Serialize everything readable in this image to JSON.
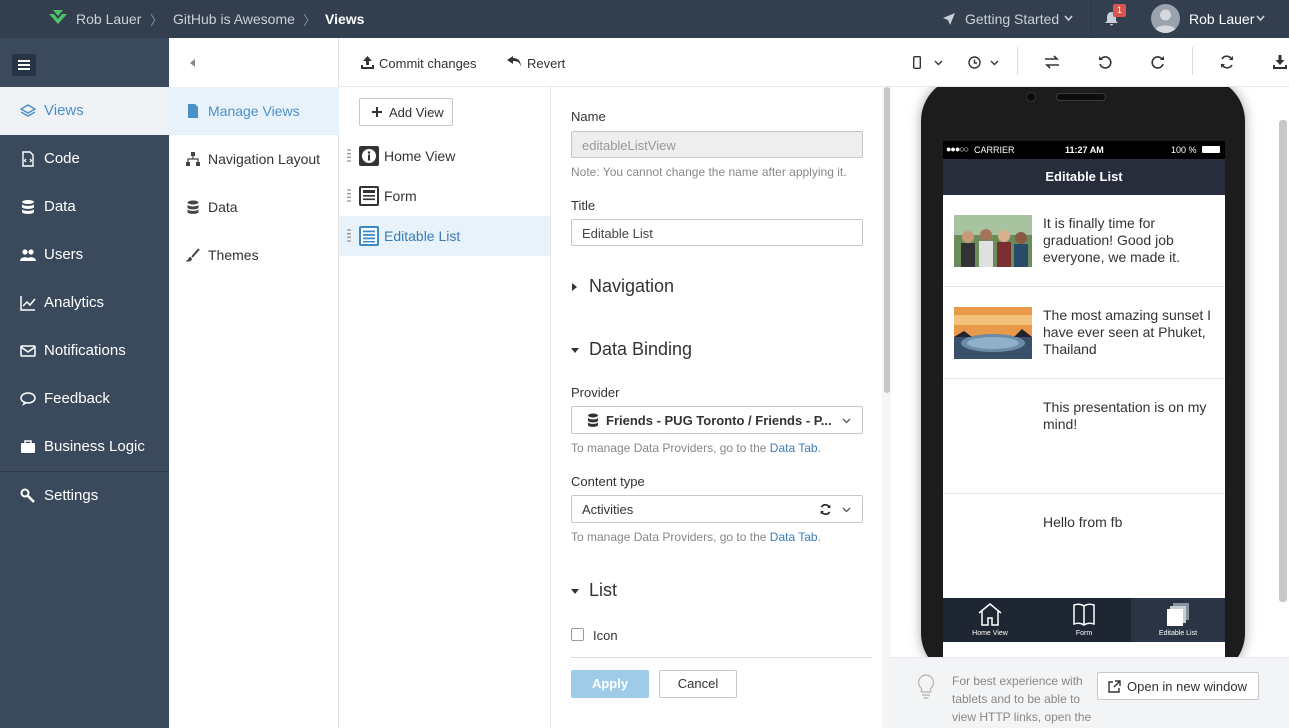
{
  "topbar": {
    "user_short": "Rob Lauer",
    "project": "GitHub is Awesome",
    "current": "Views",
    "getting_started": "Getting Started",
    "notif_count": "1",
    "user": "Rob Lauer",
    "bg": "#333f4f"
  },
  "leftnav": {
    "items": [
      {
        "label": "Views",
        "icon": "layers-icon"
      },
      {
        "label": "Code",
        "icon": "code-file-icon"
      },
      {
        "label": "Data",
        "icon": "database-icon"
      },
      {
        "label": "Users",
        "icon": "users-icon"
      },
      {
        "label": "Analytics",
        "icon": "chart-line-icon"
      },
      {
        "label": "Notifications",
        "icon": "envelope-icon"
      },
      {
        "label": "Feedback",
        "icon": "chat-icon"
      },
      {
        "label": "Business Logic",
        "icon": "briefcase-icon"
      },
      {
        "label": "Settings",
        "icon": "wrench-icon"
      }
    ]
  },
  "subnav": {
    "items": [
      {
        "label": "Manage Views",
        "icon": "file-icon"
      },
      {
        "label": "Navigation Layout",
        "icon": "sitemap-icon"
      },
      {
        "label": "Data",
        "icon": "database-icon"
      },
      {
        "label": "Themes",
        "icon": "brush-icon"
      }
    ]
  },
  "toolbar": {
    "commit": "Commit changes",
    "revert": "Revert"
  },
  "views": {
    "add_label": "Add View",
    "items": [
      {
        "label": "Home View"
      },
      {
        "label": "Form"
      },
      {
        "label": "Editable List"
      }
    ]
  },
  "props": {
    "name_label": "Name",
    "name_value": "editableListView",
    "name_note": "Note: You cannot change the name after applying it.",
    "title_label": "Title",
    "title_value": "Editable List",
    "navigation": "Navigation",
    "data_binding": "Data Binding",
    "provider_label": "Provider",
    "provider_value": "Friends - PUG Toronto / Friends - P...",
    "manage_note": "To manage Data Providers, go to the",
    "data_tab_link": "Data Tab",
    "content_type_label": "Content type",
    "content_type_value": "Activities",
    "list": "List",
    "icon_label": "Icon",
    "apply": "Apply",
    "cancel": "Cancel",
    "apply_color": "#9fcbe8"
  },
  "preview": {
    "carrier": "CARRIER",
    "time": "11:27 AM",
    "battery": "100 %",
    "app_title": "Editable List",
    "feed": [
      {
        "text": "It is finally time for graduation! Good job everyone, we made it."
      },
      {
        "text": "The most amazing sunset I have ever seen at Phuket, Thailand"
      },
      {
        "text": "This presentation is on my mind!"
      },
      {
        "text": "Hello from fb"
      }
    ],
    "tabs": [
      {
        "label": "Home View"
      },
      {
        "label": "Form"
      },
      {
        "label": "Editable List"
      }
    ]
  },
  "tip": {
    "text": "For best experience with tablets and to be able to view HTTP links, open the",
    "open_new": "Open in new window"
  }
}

GIVEN TASK. Retype each line of the listing above word for word. Exclude the pictures.

WRITTEN RESPONSE.
Serialize everything readable in this image to JSON.
{
  "topbar": {
    "user_short": "Rob Lauer",
    "project": "GitHub is Awesome",
    "current": "Views",
    "getting_started": "Getting Started",
    "notif_count": "1",
    "user": "Rob Lauer",
    "bg": "#333f4f"
  },
  "leftnav": {
    "items": [
      {
        "label": "Views",
        "icon": "layers-icon"
      },
      {
        "label": "Code",
        "icon": "code-file-icon"
      },
      {
        "label": "Data",
        "icon": "database-icon"
      },
      {
        "label": "Users",
        "icon": "users-icon"
      },
      {
        "label": "Analytics",
        "icon": "chart-line-icon"
      },
      {
        "label": "Notifications",
        "icon": "envelope-icon"
      },
      {
        "label": "Feedback",
        "icon": "chat-icon"
      },
      {
        "label": "Business Logic",
        "icon": "briefcase-icon"
      },
      {
        "label": "Settings",
        "icon": "wrench-icon"
      }
    ]
  },
  "subnav": {
    "items": [
      {
        "label": "Manage Views",
        "icon": "file-icon"
      },
      {
        "label": "Navigation Layout",
        "icon": "sitemap-icon"
      },
      {
        "label": "Data",
        "icon": "database-icon"
      },
      {
        "label": "Themes",
        "icon": "brush-icon"
      }
    ]
  },
  "toolbar": {
    "commit": "Commit changes",
    "revert": "Revert"
  },
  "views": {
    "add_label": "Add View",
    "items": [
      {
        "label": "Home View"
      },
      {
        "label": "Form"
      },
      {
        "label": "Editable List"
      }
    ]
  },
  "props": {
    "name_label": "Name",
    "name_value": "editableListView",
    "name_note": "Note: You cannot change the name after applying it.",
    "title_label": "Title",
    "title_value": "Editable List",
    "navigation": "Navigation",
    "data_binding": "Data Binding",
    "provider_label": "Provider",
    "provider_value": "Friends - PUG Toronto / Friends - P...",
    "manage_note": "To manage Data Providers, go to the",
    "data_tab_link": "Data Tab",
    "content_type_label": "Content type",
    "content_type_value": "Activities",
    "list": "List",
    "icon_label": "Icon",
    "apply": "Apply",
    "cancel": "Cancel",
    "apply_color": "#9fcbe8"
  },
  "preview": {
    "carrier": "CARRIER",
    "time": "11:27 AM",
    "battery": "100 %",
    "app_title": "Editable List",
    "feed": [
      {
        "text": "It is finally time for graduation! Good job everyone, we made it."
      },
      {
        "text": "The most amazing sunset I have ever seen at Phuket, Thailand"
      },
      {
        "text": "This presentation is on my mind!"
      },
      {
        "text": "Hello from fb"
      }
    ],
    "tabs": [
      {
        "label": "Home View"
      },
      {
        "label": "Form"
      },
      {
        "label": "Editable List"
      }
    ]
  },
  "tip": {
    "text": "For best experience with tablets and to be able to view HTTP links, open the",
    "open_new": "Open in new window"
  }
}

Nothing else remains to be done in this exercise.